Stored rows:
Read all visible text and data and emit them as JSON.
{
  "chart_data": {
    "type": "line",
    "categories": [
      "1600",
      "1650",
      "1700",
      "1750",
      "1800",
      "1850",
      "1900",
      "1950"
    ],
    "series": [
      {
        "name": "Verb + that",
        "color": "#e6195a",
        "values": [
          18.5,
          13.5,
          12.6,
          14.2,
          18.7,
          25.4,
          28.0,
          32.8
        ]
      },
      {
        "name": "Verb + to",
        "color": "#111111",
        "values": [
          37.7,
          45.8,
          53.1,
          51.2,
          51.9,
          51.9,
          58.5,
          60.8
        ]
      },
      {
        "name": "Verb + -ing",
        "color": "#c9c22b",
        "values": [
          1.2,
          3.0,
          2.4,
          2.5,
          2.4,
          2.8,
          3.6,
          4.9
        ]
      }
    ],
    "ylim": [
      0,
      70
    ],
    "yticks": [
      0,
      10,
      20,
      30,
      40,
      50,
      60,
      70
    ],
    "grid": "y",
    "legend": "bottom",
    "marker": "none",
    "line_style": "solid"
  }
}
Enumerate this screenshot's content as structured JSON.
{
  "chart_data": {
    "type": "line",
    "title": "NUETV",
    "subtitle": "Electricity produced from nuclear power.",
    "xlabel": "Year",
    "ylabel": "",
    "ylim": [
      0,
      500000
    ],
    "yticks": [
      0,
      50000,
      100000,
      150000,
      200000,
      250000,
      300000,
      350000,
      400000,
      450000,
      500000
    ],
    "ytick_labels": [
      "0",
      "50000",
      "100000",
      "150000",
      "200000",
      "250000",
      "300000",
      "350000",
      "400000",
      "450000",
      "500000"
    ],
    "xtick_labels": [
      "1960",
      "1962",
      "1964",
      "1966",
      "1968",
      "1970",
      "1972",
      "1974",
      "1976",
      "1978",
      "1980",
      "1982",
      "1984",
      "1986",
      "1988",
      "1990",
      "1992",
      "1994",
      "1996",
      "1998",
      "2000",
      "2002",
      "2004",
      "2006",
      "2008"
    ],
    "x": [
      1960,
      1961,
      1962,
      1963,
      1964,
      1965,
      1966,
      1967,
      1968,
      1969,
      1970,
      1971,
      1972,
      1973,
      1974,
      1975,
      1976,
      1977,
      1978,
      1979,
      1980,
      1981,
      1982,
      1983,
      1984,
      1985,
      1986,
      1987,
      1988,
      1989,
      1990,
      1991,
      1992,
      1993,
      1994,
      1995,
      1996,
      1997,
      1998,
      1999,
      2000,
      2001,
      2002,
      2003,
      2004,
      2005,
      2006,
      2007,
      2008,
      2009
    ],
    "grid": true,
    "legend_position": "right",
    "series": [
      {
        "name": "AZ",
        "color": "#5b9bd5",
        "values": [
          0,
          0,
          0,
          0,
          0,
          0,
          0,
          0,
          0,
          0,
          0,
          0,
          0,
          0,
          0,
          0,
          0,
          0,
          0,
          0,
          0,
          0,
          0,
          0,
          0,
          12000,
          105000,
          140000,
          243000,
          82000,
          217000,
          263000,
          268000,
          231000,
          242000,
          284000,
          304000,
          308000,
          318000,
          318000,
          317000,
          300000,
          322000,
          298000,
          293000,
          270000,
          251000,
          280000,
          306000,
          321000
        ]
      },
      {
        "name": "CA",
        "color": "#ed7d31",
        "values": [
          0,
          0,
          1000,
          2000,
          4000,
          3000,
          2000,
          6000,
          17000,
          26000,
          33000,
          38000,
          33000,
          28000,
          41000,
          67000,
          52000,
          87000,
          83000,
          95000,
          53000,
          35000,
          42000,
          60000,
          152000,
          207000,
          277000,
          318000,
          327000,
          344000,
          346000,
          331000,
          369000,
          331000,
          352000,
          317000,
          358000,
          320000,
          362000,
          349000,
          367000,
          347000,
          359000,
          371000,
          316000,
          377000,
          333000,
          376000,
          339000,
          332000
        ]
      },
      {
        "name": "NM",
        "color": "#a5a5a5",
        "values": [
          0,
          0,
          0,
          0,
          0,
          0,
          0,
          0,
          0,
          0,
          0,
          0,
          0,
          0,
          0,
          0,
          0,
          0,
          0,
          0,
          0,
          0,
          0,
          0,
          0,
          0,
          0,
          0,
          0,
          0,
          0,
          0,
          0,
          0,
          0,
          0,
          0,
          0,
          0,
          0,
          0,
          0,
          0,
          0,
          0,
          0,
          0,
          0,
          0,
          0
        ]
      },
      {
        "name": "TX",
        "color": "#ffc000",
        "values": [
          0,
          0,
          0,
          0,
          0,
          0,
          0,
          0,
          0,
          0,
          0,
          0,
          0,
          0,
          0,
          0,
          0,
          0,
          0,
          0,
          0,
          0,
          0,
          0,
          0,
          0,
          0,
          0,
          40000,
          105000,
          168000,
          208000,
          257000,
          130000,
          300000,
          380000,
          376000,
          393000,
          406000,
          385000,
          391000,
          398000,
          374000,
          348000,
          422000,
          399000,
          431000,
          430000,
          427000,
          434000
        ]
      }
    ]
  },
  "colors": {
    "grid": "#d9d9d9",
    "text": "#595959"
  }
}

Problem to work on:
Please quote the records above exactly, without skipping a line.

Finished answer:
Read all visible text and data and emit them as JSON.
{
  "chart_data": {
    "type": "line",
    "categories": [
      "1600",
      "1650",
      "1700",
      "1750",
      "1800",
      "1850",
      "1900",
      "1950"
    ],
    "series": [
      {
        "name": "Verb + that",
        "color": "#e6195a",
        "values": [
          18.5,
          13.5,
          12.6,
          14.2,
          18.7,
          25.4,
          28.0,
          32.8
        ]
      },
      {
        "name": "Verb + to",
        "color": "#111111",
        "values": [
          37.7,
          45.8,
          53.1,
          51.2,
          51.9,
          51.9,
          58.5,
          60.8
        ]
      },
      {
        "name": "Verb + -ing",
        "color": "#c9c22b",
        "values": [
          1.2,
          3.0,
          2.4,
          2.5,
          2.4,
          2.8,
          3.6,
          4.9
        ]
      }
    ],
    "ylim": [
      0,
      70
    ],
    "yticks": [
      0,
      10,
      20,
      30,
      40,
      50,
      60,
      70
    ],
    "grid": "y",
    "legend": "bottom",
    "marker": "none",
    "line_style": "solid"
  }
}
Enumerate this screenshot's content as structured JSON.
{
  "chart_data": {
    "type": "line",
    "title": "NUETV",
    "subtitle": "Electricity produced from nuclear power.",
    "xlabel": "Year",
    "ylabel": "",
    "ylim": [
      0,
      500000
    ],
    "yticks": [
      0,
      50000,
      100000,
      150000,
      200000,
      250000,
      300000,
      350000,
      400000,
      450000,
      500000
    ],
    "ytick_labels": [
      "0",
      "50000",
      "100000",
      "150000",
      "200000",
      "250000",
      "300000",
      "350000",
      "400000",
      "450000",
      "500000"
    ],
    "xtick_labels": [
      "1960",
      "1962",
      "1964",
      "1966",
      "1968",
      "1970",
      "1972",
      "1974",
      "1976",
      "1978",
      "1980",
      "1982",
      "1984",
      "1986",
      "1988",
      "1990",
      "1992",
      "1994",
      "1996",
      "1998",
      "2000",
      "2002",
      "2004",
      "2006",
      "2008"
    ],
    "x": [
      1960,
      1961,
      1962,
      1963,
      1964,
      1965,
      1966,
      1967,
      1968,
      1969,
      1970,
      1971,
      1972,
      1973,
      1974,
      1975,
      1976,
      1977,
      1978,
      1979,
      1980,
      1981,
      1982,
      1983,
      1984,
      1985,
      1986,
      1987,
      1988,
      1989,
      1990,
      1991,
      1992,
      1993,
      1994,
      1995,
      1996,
      1997,
      1998,
      1999,
      2000,
      2001,
      2002,
      2003,
      2004,
      2005,
      2006,
      2007,
      2008,
      2009
    ],
    "grid": true,
    "legend_position": "right",
    "series": [
      {
        "name": "AZ",
        "color": "#5b9bd5",
        "values": [
          0,
          0,
          0,
          0,
          0,
          0,
          0,
          0,
          0,
          0,
          0,
          0,
          0,
          0,
          0,
          0,
          0,
          0,
          0,
          0,
          0,
          0,
          0,
          0,
          0,
          12000,
          105000,
          140000,
          243000,
          82000,
          217000,
          263000,
          268000,
          231000,
          242000,
          284000,
          304000,
          308000,
          318000,
          318000,
          317000,
          300000,
          322000,
          298000,
          293000,
          270000,
          251000,
          280000,
          306000,
          321000
        ]
      },
      {
        "name": "CA",
        "color": "#ed7d31",
        "values": [
          0,
          0,
          1000,
          2000,
          4000,
          3000,
          2000,
          6000,
          17000,
          26000,
          33000,
          38000,
          33000,
          28000,
          41000,
          67000,
          52000,
          87000,
          83000,
          95000,
          53000,
          35000,
          42000,
          60000,
          152000,
          207000,
          277000,
          318000,
          327000,
          344000,
          346000,
          331000,
          369000,
          331000,
          352000,
          317000,
          358000,
          320000,
          362000,
          349000,
          367000,
          347000,
          359000,
          371000,
          316000,
          377000,
          333000,
          376000,
          339000,
          332000
        ]
      },
      {
        "name": "NM",
        "color": "#a5a5a5",
        "values": [
          0,
          0,
          0,
          0,
          0,
          0,
          0,
          0,
          0,
          0,
          0,
          0,
          0,
          0,
          0,
          0,
          0,
          0,
          0,
          0,
          0,
          0,
          0,
          0,
          0,
          0,
          0,
          0,
          0,
          0,
          0,
          0,
          0,
          0,
          0,
          0,
          0,
          0,
          0,
          0,
          0,
          0,
          0,
          0,
          0,
          0,
          0,
          0,
          0,
          0
        ]
      },
      {
        "name": "TX",
        "color": "#ffc000",
        "values": [
          0,
          0,
          0,
          0,
          0,
          0,
          0,
          0,
          0,
          0,
          0,
          0,
          0,
          0,
          0,
          0,
          0,
          0,
          0,
          0,
          0,
          0,
          0,
          0,
          0,
          0,
          0,
          0,
          40000,
          105000,
          168000,
          208000,
          257000,
          130000,
          300000,
          380000,
          376000,
          393000,
          406000,
          385000,
          391000,
          398000,
          374000,
          348000,
          422000,
          399000,
          431000,
          430000,
          427000,
          434000
        ]
      }
    ]
  },
  "colors": {
    "grid": "#d9d9d9",
    "text": "#595959"
  }
}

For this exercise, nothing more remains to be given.